* [EXERCISE OBJECTIVE]:
Reproduce the records below exactly as they appear.

* [DATASET CONTENT]:

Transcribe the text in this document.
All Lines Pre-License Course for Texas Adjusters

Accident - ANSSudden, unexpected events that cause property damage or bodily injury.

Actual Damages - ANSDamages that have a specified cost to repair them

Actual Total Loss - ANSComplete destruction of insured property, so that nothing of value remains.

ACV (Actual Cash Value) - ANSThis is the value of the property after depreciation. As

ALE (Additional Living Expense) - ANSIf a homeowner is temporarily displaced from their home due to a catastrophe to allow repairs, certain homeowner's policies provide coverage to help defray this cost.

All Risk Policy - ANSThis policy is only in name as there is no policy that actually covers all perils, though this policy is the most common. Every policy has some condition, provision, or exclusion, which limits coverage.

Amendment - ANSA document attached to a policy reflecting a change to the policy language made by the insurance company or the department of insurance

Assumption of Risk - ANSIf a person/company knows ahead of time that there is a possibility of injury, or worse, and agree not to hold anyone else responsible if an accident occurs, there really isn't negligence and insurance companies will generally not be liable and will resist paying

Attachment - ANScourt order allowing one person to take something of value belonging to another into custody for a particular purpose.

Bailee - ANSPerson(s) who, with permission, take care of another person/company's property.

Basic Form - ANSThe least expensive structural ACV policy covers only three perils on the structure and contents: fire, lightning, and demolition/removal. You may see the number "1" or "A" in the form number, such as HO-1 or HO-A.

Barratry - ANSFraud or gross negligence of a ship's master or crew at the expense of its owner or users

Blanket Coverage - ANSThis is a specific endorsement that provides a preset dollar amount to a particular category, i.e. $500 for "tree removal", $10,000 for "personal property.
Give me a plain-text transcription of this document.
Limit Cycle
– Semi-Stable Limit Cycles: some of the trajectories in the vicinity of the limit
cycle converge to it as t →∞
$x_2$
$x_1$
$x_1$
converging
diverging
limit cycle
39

* [WRITTEN SOLUTION]:
Transcribe the text in this document.
All Lines Pre-License Course for Texas Adjusters

Accident - ANSSudden, unexpected events that cause property damage or bodily injury.

Actual Damages - ANSDamages that have a specified cost to repair them

Actual Total Loss - ANSComplete destruction of insured property, so that nothing of value remains.

ACV (Actual Cash Value) - ANSThis is the value of the property after depreciation. As

ALE (Additional Living Expense) - ANSIf a homeowner is temporarily displaced from their home due to a catastrophe to allow repairs, certain homeowner's policies provide coverage to help defray this cost.

All Risk Policy - ANSThis policy is only in name as there is no policy that actually covers all perils, though this policy is the most common. Every policy has some condition, provision, or exclusion, which limits coverage.

Amendment - ANSA document attached to a policy reflecting a change to the policy language made by the insurance company or the department of insurance

Assumption of Risk - ANSIf a person/company knows ahead of time that there is a possibility of injury, or worse, and agree not to hold anyone else responsible if an accident occurs, there really isn't negligence and insurance companies will generally not be liable and will resist paying

Attachment - ANScourt order allowing one person to take something of value belonging to another into custody for a particular purpose.

Bailee - ANSPerson(s) who, with permission, take care of another person/company's property.

Basic Form - ANSThe least expensive structural ACV policy covers only three perils on the structure and contents: fire, lightning, and demolition/removal. You may see the number "1" or "A" in the form number, such as HO-1 or HO-A.

Barratry - ANSFraud or gross negligence of a ship's master or crew at the expense of its owner or users

Blanket Coverage - ANSThis is a specific endorsement that provides a preset dollar amount to a particular category, i.e. $500 for "tree removal", $10,000 for "personal property.
Give me a plain-text transcription of this document.
Limit Cycle
– Semi-Stable Limit Cycles: some of the trajectories in the vicinity of the limit
cycle converge to it as t →∞
$x_2$
$x_1$
$x_1$
converging
diverging
limit cycle
39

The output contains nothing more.